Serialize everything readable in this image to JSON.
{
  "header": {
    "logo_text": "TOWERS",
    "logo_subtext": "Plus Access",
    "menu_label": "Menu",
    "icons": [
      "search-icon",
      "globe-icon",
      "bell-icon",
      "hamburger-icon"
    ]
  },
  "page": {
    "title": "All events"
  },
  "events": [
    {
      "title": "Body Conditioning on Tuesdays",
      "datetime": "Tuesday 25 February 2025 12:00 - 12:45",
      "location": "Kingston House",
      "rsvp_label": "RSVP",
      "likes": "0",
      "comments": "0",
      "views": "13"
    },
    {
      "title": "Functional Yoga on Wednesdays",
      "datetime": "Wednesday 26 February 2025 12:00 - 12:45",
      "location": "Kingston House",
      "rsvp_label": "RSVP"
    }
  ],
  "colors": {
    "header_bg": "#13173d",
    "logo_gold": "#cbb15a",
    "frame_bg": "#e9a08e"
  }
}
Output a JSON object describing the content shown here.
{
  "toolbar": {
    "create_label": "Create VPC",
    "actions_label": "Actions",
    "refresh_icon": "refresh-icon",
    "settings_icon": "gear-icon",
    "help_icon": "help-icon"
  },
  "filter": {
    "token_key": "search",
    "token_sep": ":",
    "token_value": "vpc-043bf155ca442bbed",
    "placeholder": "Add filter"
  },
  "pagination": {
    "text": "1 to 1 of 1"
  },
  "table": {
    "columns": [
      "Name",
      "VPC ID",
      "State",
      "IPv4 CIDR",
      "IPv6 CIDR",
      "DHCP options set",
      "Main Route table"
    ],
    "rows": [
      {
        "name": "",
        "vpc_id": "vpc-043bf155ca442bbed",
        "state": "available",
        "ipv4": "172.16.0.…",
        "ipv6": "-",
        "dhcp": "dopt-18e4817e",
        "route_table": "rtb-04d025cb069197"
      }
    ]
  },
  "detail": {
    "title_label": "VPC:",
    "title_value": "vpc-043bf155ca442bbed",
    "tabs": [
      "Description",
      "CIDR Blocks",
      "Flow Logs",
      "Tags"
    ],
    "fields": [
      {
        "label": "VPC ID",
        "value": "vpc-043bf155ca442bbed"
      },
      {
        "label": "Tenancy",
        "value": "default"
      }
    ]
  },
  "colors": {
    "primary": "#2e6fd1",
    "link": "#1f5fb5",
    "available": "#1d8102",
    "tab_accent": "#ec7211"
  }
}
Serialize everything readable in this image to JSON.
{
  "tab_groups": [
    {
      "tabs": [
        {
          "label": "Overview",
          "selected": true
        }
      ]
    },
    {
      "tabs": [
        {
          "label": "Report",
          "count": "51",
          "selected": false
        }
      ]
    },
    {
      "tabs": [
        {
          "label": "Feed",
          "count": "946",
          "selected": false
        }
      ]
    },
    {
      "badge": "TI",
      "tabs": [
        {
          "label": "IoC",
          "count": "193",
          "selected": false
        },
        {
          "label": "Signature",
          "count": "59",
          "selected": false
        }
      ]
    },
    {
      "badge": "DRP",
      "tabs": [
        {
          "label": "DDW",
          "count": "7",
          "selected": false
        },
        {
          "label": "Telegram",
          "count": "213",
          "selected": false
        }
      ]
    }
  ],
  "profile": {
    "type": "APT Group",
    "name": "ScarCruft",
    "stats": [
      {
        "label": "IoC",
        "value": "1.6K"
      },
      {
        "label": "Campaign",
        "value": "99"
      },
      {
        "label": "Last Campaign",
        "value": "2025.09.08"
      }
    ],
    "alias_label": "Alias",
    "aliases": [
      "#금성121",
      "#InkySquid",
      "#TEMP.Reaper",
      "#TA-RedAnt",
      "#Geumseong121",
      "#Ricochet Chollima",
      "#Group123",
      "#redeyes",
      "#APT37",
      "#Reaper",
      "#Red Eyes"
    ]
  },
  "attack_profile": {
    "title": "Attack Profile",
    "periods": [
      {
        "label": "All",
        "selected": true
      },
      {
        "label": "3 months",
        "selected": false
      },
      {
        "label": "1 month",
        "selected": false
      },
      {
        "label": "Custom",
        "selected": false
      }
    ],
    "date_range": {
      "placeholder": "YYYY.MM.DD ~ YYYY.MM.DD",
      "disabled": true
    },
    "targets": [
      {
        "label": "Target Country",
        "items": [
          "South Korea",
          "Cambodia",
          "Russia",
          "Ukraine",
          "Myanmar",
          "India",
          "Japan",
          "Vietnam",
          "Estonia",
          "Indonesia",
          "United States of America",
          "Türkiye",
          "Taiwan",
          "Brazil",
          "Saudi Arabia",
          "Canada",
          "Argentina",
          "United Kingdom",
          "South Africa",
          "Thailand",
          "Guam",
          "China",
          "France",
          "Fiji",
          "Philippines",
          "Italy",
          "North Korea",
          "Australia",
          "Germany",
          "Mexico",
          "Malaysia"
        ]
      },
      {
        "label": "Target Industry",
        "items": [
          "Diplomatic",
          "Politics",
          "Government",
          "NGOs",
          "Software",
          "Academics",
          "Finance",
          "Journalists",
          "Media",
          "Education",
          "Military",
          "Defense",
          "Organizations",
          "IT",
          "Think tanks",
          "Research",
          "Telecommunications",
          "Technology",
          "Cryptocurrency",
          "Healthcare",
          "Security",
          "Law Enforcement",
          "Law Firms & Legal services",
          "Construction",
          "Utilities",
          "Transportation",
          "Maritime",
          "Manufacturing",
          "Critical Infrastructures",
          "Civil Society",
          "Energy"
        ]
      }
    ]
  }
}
══════
**Task directions**
Every entry above should be retyped exactly as shown.

**Output below**
Serialize everything readable in this image to JSON.
{
  "header": {
    "logo_text": "TOWERS",
    "logo_subtext": "Plus Access",
    "menu_label": "Menu",
    "icons": [
      "search-icon",
      "globe-icon",
      "bell-icon",
      "hamburger-icon"
    ]
  },
  "page": {
    "title": "All events"
  },
  "events": [
    {
      "title": "Body Conditioning on Tuesdays",
      "datetime": "Tuesday 25 February 2025 12:00 - 12:45",
      "location": "Kingston House",
      "rsvp_label": "RSVP",
      "likes": "0",
      "comments": "0",
      "views": "13"
    },
    {
      "title": "Functional Yoga on Wednesdays",
      "datetime": "Wednesday 26 February 2025 12:00 - 12:45",
      "location": "Kingston House",
      "rsvp_label": "RSVP"
    }
  ],
  "colors": {
    "header_bg": "#13173d",
    "logo_gold": "#cbb15a",
    "frame_bg": "#e9a08e"
  }
}
Output a JSON object describing the content shown here.
{
  "toolbar": {
    "create_label": "Create VPC",
    "actions_label": "Actions",
    "refresh_icon": "refresh-icon",
    "settings_icon": "gear-icon",
    "help_icon": "help-icon"
  },
  "filter": {
    "token_key": "search",
    "token_sep": ":",
    "token_value": "vpc-043bf155ca442bbed",
    "placeholder": "Add filter"
  },
  "pagination": {
    "text": "1 to 1 of 1"
  },
  "table": {
    "columns": [
      "Name",
      "VPC ID",
      "State",
      "IPv4 CIDR",
      "IPv6 CIDR",
      "DHCP options set",
      "Main Route table"
    ],
    "rows": [
      {
        "name": "",
        "vpc_id": "vpc-043bf155ca442bbed",
        "state": "available",
        "ipv4": "172.16.0.…",
        "ipv6": "-",
        "dhcp": "dopt-18e4817e",
        "route_table": "rtb-04d025cb069197"
      }
    ]
  },
  "detail": {
    "title_label": "VPC:",
    "title_value": "vpc-043bf155ca442bbed",
    "tabs": [
      "Description",
      "CIDR Blocks",
      "Flow Logs",
      "Tags"
    ],
    "fields": [
      {
        "label": "VPC ID",
        "value": "vpc-043bf155ca442bbed"
      },
      {
        "label": "Tenancy",
        "value": "default"
      }
    ]
  },
  "colors": {
    "primary": "#2e6fd1",
    "link": "#1f5fb5",
    "available": "#1d8102",
    "tab_accent": "#ec7211"
  }
}
Serialize everything readable in this image to JSON.
{
  "tab_groups": [
    {
      "tabs": [
        {
          "label": "Overview",
          "selected": true
        }
      ]
    },
    {
      "tabs": [
        {
          "label": "Report",
          "count": "51",
          "selected": false
        }
      ]
    },
    {
      "tabs": [
        {
          "label": "Feed",
          "count": "946",
          "selected": false
        }
      ]
    },
    {
      "badge": "TI",
      "tabs": [
        {
          "label": "IoC",
          "count": "193",
          "selected": false
        },
        {
          "label": "Signature",
          "count": "59",
          "selected": false
        }
      ]
    },
    {
      "badge": "DRP",
      "tabs": [
        {
          "label": "DDW",
          "count": "7",
          "selected": false
        },
        {
          "label": "Telegram",
          "count": "213",
          "selected": false
        }
      ]
    }
  ],
  "profile": {
    "type": "APT Group",
    "name": "ScarCruft",
    "stats": [
      {
        "label": "IoC",
        "value": "1.6K"
      },
      {
        "label": "Campaign",
        "value": "99"
      },
      {
        "label": "Last Campaign",
        "value": "2025.09.08"
      }
    ],
    "alias_label": "Alias",
    "aliases": [
      "#금성121",
      "#InkySquid",
      "#TEMP.Reaper",
      "#TA-RedAnt",
      "#Geumseong121",
      "#Ricochet Chollima",
      "#Group123",
      "#redeyes",
      "#APT37",
      "#Reaper",
      "#Red Eyes"
    ]
  },
  "attack_profile": {
    "title": "Attack Profile",
    "periods": [
      {
        "label": "All",
        "selected": true
      },
      {
        "label": "3 months",
        "selected": false
      },
      {
        "label": "1 month",
        "selected": false
      },
      {
        "label": "Custom",
        "selected": false
      }
    ],
    "date_range": {
      "placeholder": "YYYY.MM.DD ~ YYYY.MM.DD",
      "disabled": true
    },
    "targets": [
      {
        "label": "Target Country",
        "items": [
          "South Korea",
          "Cambodia",
          "Russia",
          "Ukraine",
          "Myanmar",
          "India",
          "Japan",
          "Vietnam",
          "Estonia",
          "Indonesia",
          "United States of America",
          "Türkiye",
          "Taiwan",
          "Brazil",
          "Saudi Arabia",
          "Canada",
          "Argentina",
          "United Kingdom",
          "South Africa",
          "Thailand",
          "Guam",
          "China",
          "France",
          "Fiji",
          "Philippines",
          "Italy",
          "North Korea",
          "Australia",
          "Germany",
          "Mexico",
          "Malaysia"
        ]
      },
      {
        "label": "Target Industry",
        "items": [
          "Diplomatic",
          "Politics",
          "Government",
          "NGOs",
          "Software",
          "Academics",
          "Finance",
          "Journalists",
          "Media",
          "Education",
          "Military",
          "Defense",
          "Organizations",
          "IT",
          "Think tanks",
          "Research",
          "Telecommunications",
          "Technology",
          "Cryptocurrency",
          "Healthcare",
          "Security",
          "Law Enforcement",
          "Law Firms & Legal services",
          "Construction",
          "Utilities",
          "Transportation",
          "Maritime",
          "Manufacturing",
          "Critical Infrastructures",
          "Civil Society",
          "Energy"
        ]
      }
    ]
  }
}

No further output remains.